**Requirements:** Your job is to retype all of the data word for word, leaving every image out.

>> Begin Records

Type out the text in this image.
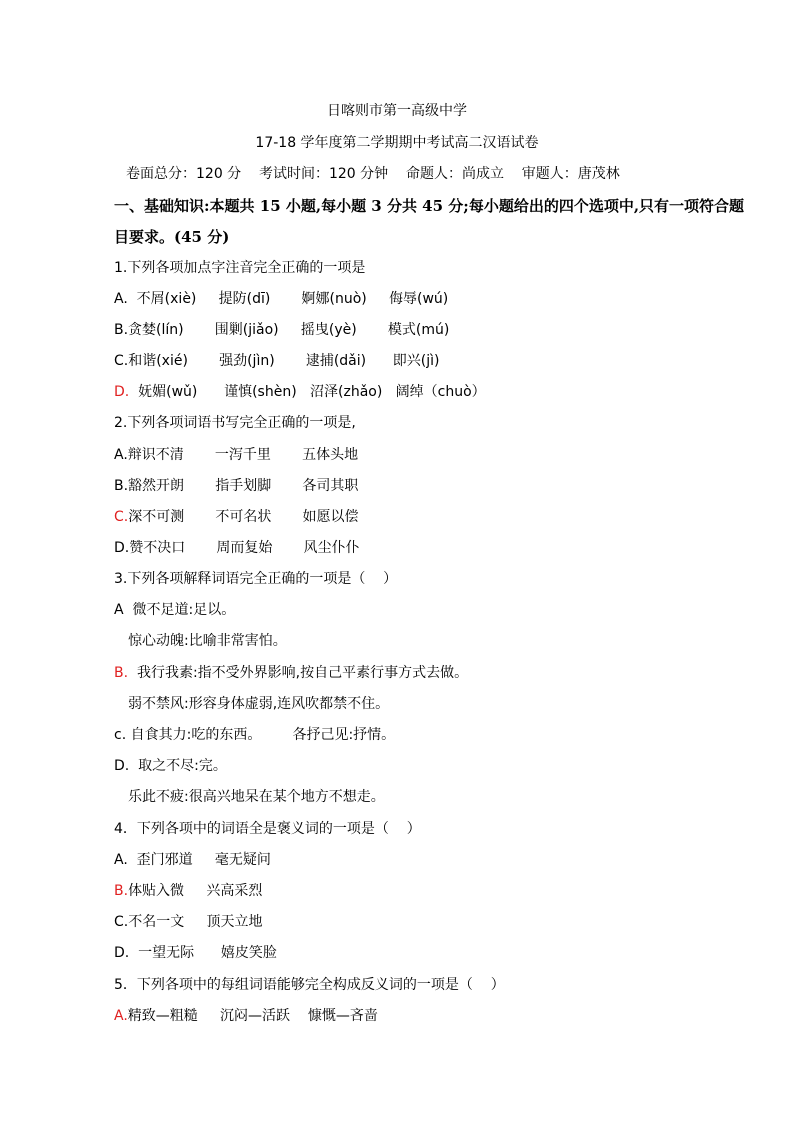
日喀则市第一高级中学
17-18 学年度第二学期期中考试高二汉语试卷
卷面总分：120 分    考试时间：120 分钟    命题人：尚成立    审题人：唐茂林
一、基础知识:本题共 15 小题,每小题 3 分共 45 分;每小题给出的四个选项中,只有一项符合题
目要求。(45 分)
1.下列各项加点字注音完全正确的一项是
A.  不屑(xiè)     提防(dī)       婀娜(nuò)     侮辱(wú)
B.贪婪(lín)       围剿(jiǎo)     摇曳(yè)       模式(mú)
C.和谐(xié)       强劲(jìn)       逮捕(dǎi)      即兴(jì)
D.  妩媚(wǔ)      谨慎(shèn)   沼泽(zhǎo)   阔绰（chuò）
2.下列各项词语书写完全正确的一项是,
A.辩识不清       一泻千里       五体头地
B.豁然开朗       指手划脚       各司其职
C.深不可测       不可名状       如愿以偿
D.赞不决口       周而复始       风尘仆仆
3.下列各项解释词语完全正确的一项是（    ）
A  微不足道:足以。
惊心动魄:比喻非常害怕。
B.  我行我素:指不受外界影响,按自己平素行事方式去做。
弱不禁风:形容身体虚弱,连风吹都禁不住。
c. 自食其力:吃的东西。       各抒己见:抒情。
D.  取之不尽:完。
乐此不疲:很高兴地呆在某个地方不想走。
4．下列各项中的词语全是褒义词的一项是（    ）
A.  歪门邪道     毫无疑问
B.体贴入微     兴高采烈
C.不名一文     顶天立地
D.  一望无际      嬉皮笑脸
5．下列各项中的每组词语能够完全构成反义词的一项是（    ）
A.精致—粗糙     沉闷—活跃    慷慨—吝啬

>> End Records

**Correct answer:**
Type out the text in this image.
日喀则市第一高级中学
17-18 学年度第二学期期中考试高二汉语试卷
卷面总分：120 分    考试时间：120 分钟    命题人：尚成立    审题人：唐茂林
一、基础知识:本题共 15 小题,每小题 3 分共 45 分;每小题给出的四个选项中,只有一项符合题
目要求。(45 分)
1.下列各项加点字注音完全正确的一项是
A.  不屑(xiè)     提防(dī)       婀娜(nuò)     侮辱(wú)
B.贪婪(lín)       围剿(jiǎo)     摇曳(yè)       模式(mú)
C.和谐(xié)       强劲(jìn)       逮捕(dǎi)      即兴(jì)
D.  妩媚(wǔ)      谨慎(shèn)   沼泽(zhǎo)   阔绰（chuò）
2.下列各项词语书写完全正确的一项是,
A.辩识不清       一泻千里       五体头地
B.豁然开朗       指手划脚       各司其职
C.深不可测       不可名状       如愿以偿
D.赞不决口       周而复始       风尘仆仆
3.下列各项解释词语完全正确的一项是（    ）
A  微不足道:足以。
惊心动魄:比喻非常害怕。
B.  我行我素:指不受外界影响,按自己平素行事方式去做。
弱不禁风:形容身体虚弱,连风吹都禁不住。
c. 自食其力:吃的东西。       各抒己见:抒情。
D.  取之不尽:完。
乐此不疲:很高兴地呆在某个地方不想走。
4．下列各项中的词语全是褒义词的一项是（    ）
A.  歪门邪道     毫无疑问
B.体贴入微     兴高采烈
C.不名一文     顶天立地
D.  一望无际      嬉皮笑脸
5．下列各项中的每组词语能够完全构成反义词的一项是（    ）
A.精致—粗糙     沉闷—活跃    慷慨—吝啬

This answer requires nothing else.